**THE EXERCISE:**
All entries must be repeated exactly; do not include the pictures.

**RECORDS SHOWN:**

#####

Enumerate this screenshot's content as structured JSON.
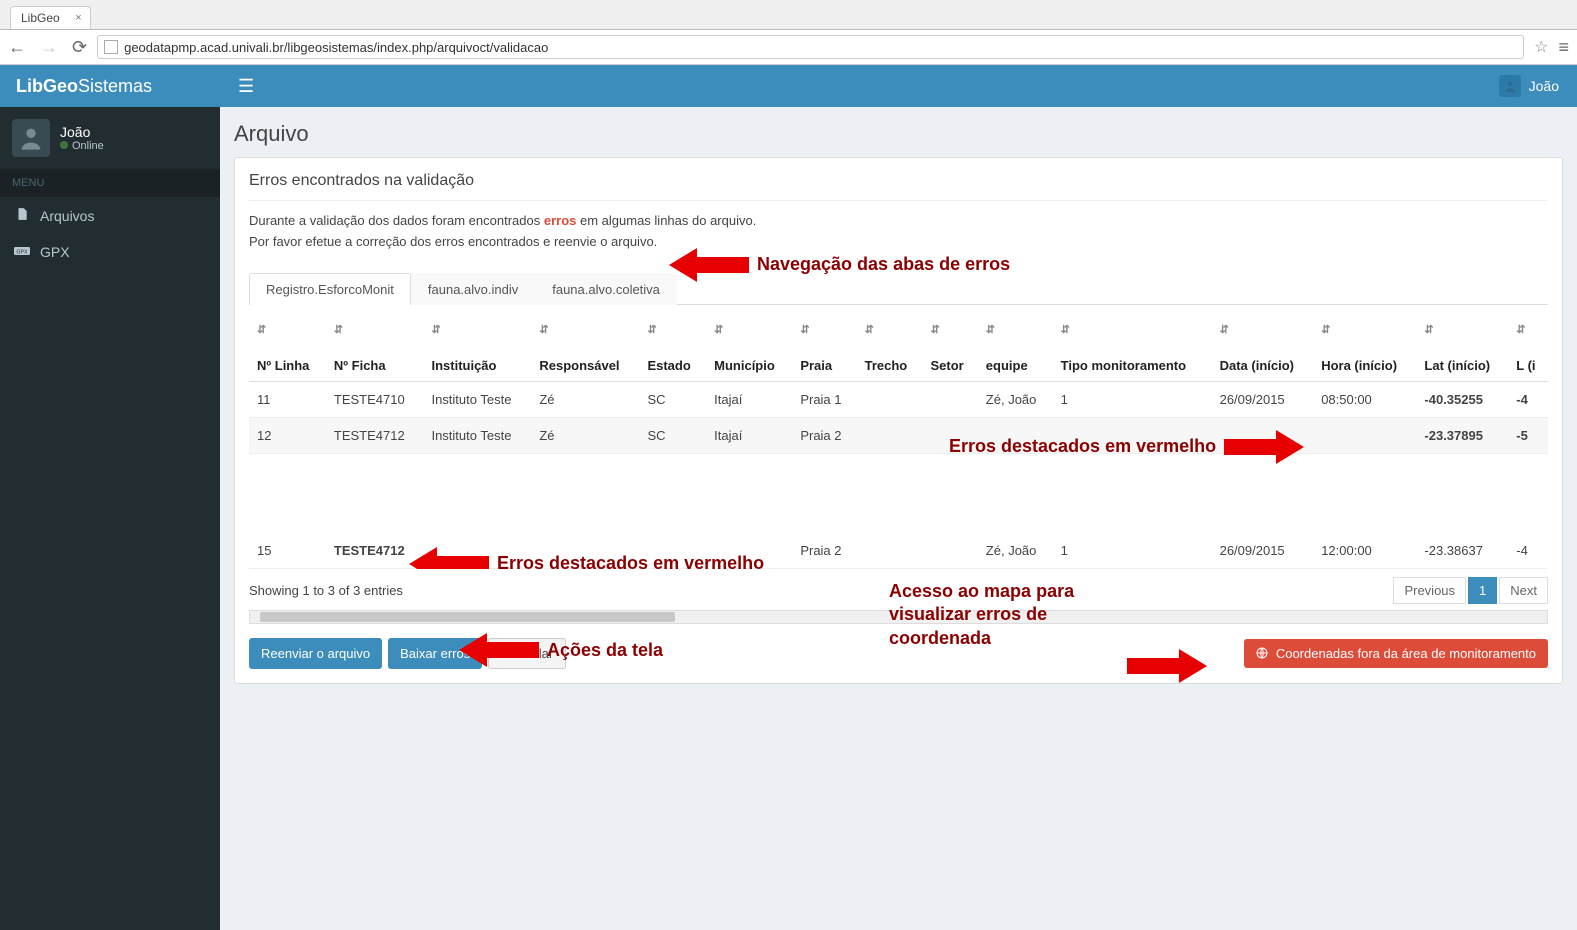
{
  "browser": {
    "tab_title": "LibGeo",
    "url": "geodatapmp.acad.univali.br/libgeosistemas/index.php/arquivoct/validacao"
  },
  "header": {
    "logo_bold": "LibGeo",
    "logo_light": "Sistemas",
    "user": "João"
  },
  "sidebar": {
    "user_name": "João",
    "user_status": "Online",
    "menu_label": "MENU",
    "items": [
      {
        "label": "Arquivos",
        "icon": "file"
      },
      {
        "label": "GPX",
        "icon": "gpx"
      }
    ]
  },
  "main": {
    "page_title": "Arquivo",
    "box_title": "Erros encontrados na validação",
    "info_line1_before": "Durante a validação dos dados foram encontrados ",
    "info_line1_err": "erros",
    "info_line1_after": " em algumas linhas do arquivo.",
    "info_line2": "Por favor efetue a correção dos erros encontrados e reenvie o arquivo.",
    "tabs": [
      {
        "label": "Registro.EsforcoMonit",
        "active": true
      },
      {
        "label": "fauna.alvo.indiv",
        "active": false
      },
      {
        "label": "fauna.alvo.coletiva",
        "active": false
      }
    ],
    "table": {
      "headers": [
        "Nº Linha",
        "Nº Ficha",
        "Instituição",
        "Responsável",
        "Estado",
        "Município",
        "Praia",
        "Trecho",
        "Setor",
        "equipe",
        "Tipo monitoramento",
        "Data (início)",
        "Hora (início)",
        "Lat (início)",
        "L (i"
      ],
      "rows": [
        {
          "linha": "11",
          "ficha": "TESTE4710",
          "ficha_err": false,
          "inst": "Instituto Teste",
          "resp": "Zé",
          "estado": "SC",
          "mun": "Itajaí",
          "praia": "Praia 1",
          "trecho": "",
          "setor": "",
          "equipe": "Zé, João",
          "tipo": "1",
          "data": "26/09/2015",
          "hora": "08:50:00",
          "lat": "-40.35255",
          "lat_err": true,
          "lon": "-4",
          "lon_err": true
        },
        {
          "linha": "12",
          "ficha": "TESTE4712",
          "ficha_err": false,
          "inst": "Instituto Teste",
          "resp": "Zé",
          "estado": "SC",
          "mun": "Itajaí",
          "praia": "Praia 2",
          "trecho": "",
          "setor": "",
          "equipe": "",
          "tipo": "",
          "data": "",
          "hora": "",
          "lat": "-23.37895",
          "lat_err": true,
          "lon": "-5",
          "lon_err": true
        },
        {
          "linha": "15",
          "ficha": "TESTE4712",
          "ficha_err": true,
          "inst": "",
          "resp": "",
          "estado": "",
          "mun": "",
          "praia": "Praia 2",
          "trecho": "",
          "setor": "",
          "equipe": "Zé, João",
          "tipo": "1",
          "data": "26/09/2015",
          "hora": "12:00:00",
          "lat": "-23.38637",
          "lat_err": false,
          "lon": "-4",
          "lon_err": false
        }
      ]
    },
    "entries_info": "Showing 1 to 3 of 3 entries",
    "pagination": {
      "prev": "Previous",
      "page": "1",
      "next": "Next"
    },
    "buttons": {
      "reenviar": "Reenviar o arquivo",
      "baixar": "Baixar erros",
      "cancelar": "Cancelar",
      "coord": "Coordenadas fora da área de monitoramento"
    }
  },
  "annotations": {
    "nav_tabs": "Navegação das abas de erros",
    "err_high1": "Erros destacados em vermelho",
    "err_high2": "Erros destacados em vermelho",
    "actions": "Ações da tela",
    "map_access": "Acesso ao mapa para visualizar erros de coordenada"
  }
}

#####

**EXERCISE SOLUTION:**
Enumerate this screenshot's content as structured JSON.
{
  "browser": {
    "tab_title": "LibGeo",
    "url": "geodatapmp.acad.univali.br/libgeosistemas/index.php/arquivoct/validacao"
  },
  "header": {
    "logo_bold": "LibGeo",
    "logo_light": "Sistemas",
    "user": "João"
  },
  "sidebar": {
    "user_name": "João",
    "user_status": "Online",
    "menu_label": "MENU",
    "items": [
      {
        "label": "Arquivos",
        "icon": "file"
      },
      {
        "label": "GPX",
        "icon": "gpx"
      }
    ]
  },
  "main": {
    "page_title": "Arquivo",
    "box_title": "Erros encontrados na validação",
    "info_line1_before": "Durante a validação dos dados foram encontrados ",
    "info_line1_err": "erros",
    "info_line1_after": " em algumas linhas do arquivo.",
    "info_line2": "Por favor efetue a correção dos erros encontrados e reenvie o arquivo.",
    "tabs": [
      {
        "label": "Registro.EsforcoMonit",
        "active": true
      },
      {
        "label": "fauna.alvo.indiv",
        "active": false
      },
      {
        "label": "fauna.alvo.coletiva",
        "active": false
      }
    ],
    "table": {
      "headers": [
        "Nº Linha",
        "Nº Ficha",
        "Instituição",
        "Responsável",
        "Estado",
        "Município",
        "Praia",
        "Trecho",
        "Setor",
        "equipe",
        "Tipo monitoramento",
        "Data (início)",
        "Hora (início)",
        "Lat (início)",
        "L (i"
      ],
      "rows": [
        {
          "linha": "11",
          "ficha": "TESTE4710",
          "ficha_err": false,
          "inst": "Instituto Teste",
          "resp": "Zé",
          "estado": "SC",
          "mun": "Itajaí",
          "praia": "Praia 1",
          "trecho": "",
          "setor": "",
          "equipe": "Zé, João",
          "tipo": "1",
          "data": "26/09/2015",
          "hora": "08:50:00",
          "lat": "-40.35255",
          "lat_err": true,
          "lon": "-4",
          "lon_err": true
        },
        {
          "linha": "12",
          "ficha": "TESTE4712",
          "ficha_err": false,
          "inst": "Instituto Teste",
          "resp": "Zé",
          "estado": "SC",
          "mun": "Itajaí",
          "praia": "Praia 2",
          "trecho": "",
          "setor": "",
          "equipe": "",
          "tipo": "",
          "data": "",
          "hora": "",
          "lat": "-23.37895",
          "lat_err": true,
          "lon": "-5",
          "lon_err": true
        },
        {
          "linha": "15",
          "ficha": "TESTE4712",
          "ficha_err": true,
          "inst": "",
          "resp": "",
          "estado": "",
          "mun": "",
          "praia": "Praia 2",
          "trecho": "",
          "setor": "",
          "equipe": "Zé, João",
          "tipo": "1",
          "data": "26/09/2015",
          "hora": "12:00:00",
          "lat": "-23.38637",
          "lat_err": false,
          "lon": "-4",
          "lon_err": false
        }
      ]
    },
    "entries_info": "Showing 1 to 3 of 3 entries",
    "pagination": {
      "prev": "Previous",
      "page": "1",
      "next": "Next"
    },
    "buttons": {
      "reenviar": "Reenviar o arquivo",
      "baixar": "Baixar erros",
      "cancelar": "Cancelar",
      "coord": "Coordenadas fora da área de monitoramento"
    }
  },
  "annotations": {
    "nav_tabs": "Navegação das abas de erros",
    "err_high1": "Erros destacados em vermelho",
    "err_high2": "Erros destacados em vermelho",
    "actions": "Ações da tela",
    "map_access": "Acesso ao mapa para visualizar erros de coordenada"
  }
}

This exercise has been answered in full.